Extrahierter Text:
-=-=-

Gerungen wird in der SPD

Jetzt hat die SPD doch knapp für den von der Antragskommission modifizerten Antrag zur Vorratsdatenspeicherung gestimmt. Das ist erstmal eine Niederlage für alle, die sich dafür eingesetzt haben, die Delegierten vom Antrag der Jusos zu überzeugen. Aber die Tür ist immer noch nicht zu, das Thema wird nun an die Bundestagsfraktion verwiesen.

Das bedeutet: Die netzpolitisch Aktiven in der SPD müssen weiter gegen diese unsägliche VDS kämpfen und das werden sie – so wie ich sie in den letzten Tagen kennengelernt habe – mit viel Enthusiasmus tun. Das werden sie auch gegen alle Schelte und wider allen Geätzes vieler Piraten tun, daher zolle ich diesen Engagierten den allerhöchsten Respekt. Und was ich nicht ganz verstehen kann: Warum erfahren sie dabei so wenig Solidarität und Unterstützung durch die Piraten? Gehöhne und Gefeixe aus dieser Richtung, von Leuten, die es sich meiner Meinung nach ein wenig zu einfach machen, weil sie dem Konflikt, der Überzeugungsarbeit, die nun einmal geleistet werden muss, schön aus dem Weg gehen.

-=-=-

Ausgangsdaten:

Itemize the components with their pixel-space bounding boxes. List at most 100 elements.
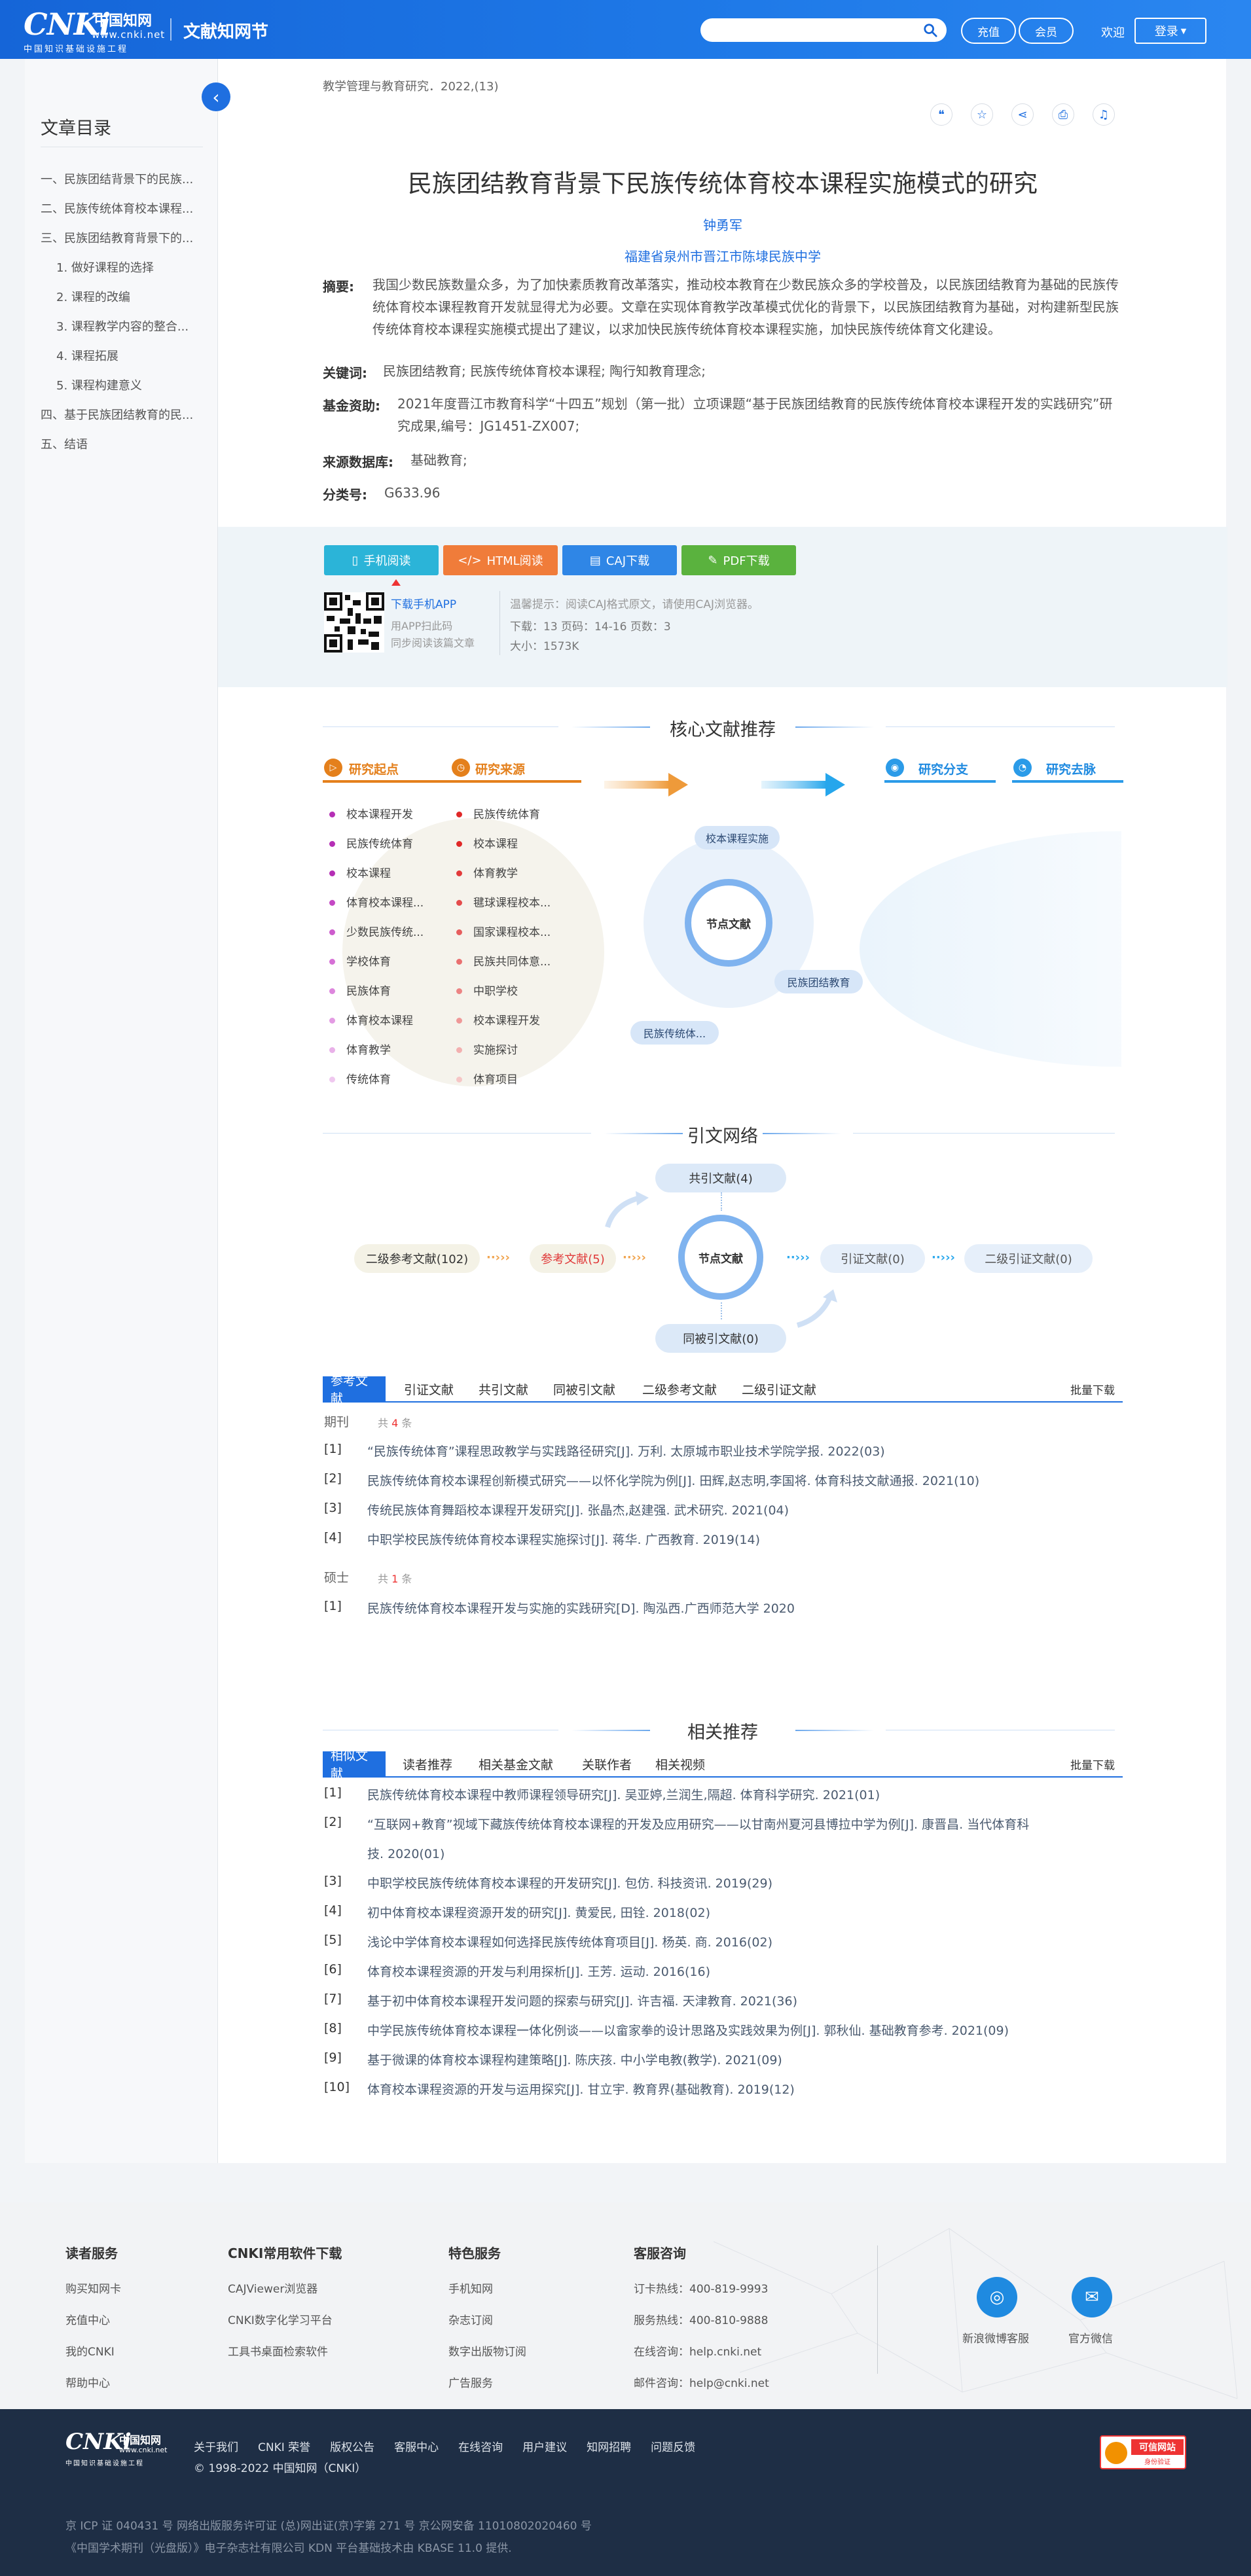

-=-=-

Aufgabenstellung:
Geben Sie aus dem Beitrag zur SPD-Abstimmung über die Vorratsdatenspeicherung alles von "Gerungen wird in" bis hin zu "die Bundestagsfraktion verwiesen." wortgetreu aus.

Lösung:
Gerungen wird in der SPD

Jetzt hat die SPD doch knapp für den von der Antragskommission modifizerten Antrag zur Vorratsdatenspeicherung gestimmt. Das ist erstmal eine Niederlage für alle, die sich dafür eingesetzt haben, die Delegierten vom Antrag der Jusos zu überzeugen. Aber die Tür ist immer noch nicht zu, das Thema wird nun an die Bundestagsfraktion verwiesen.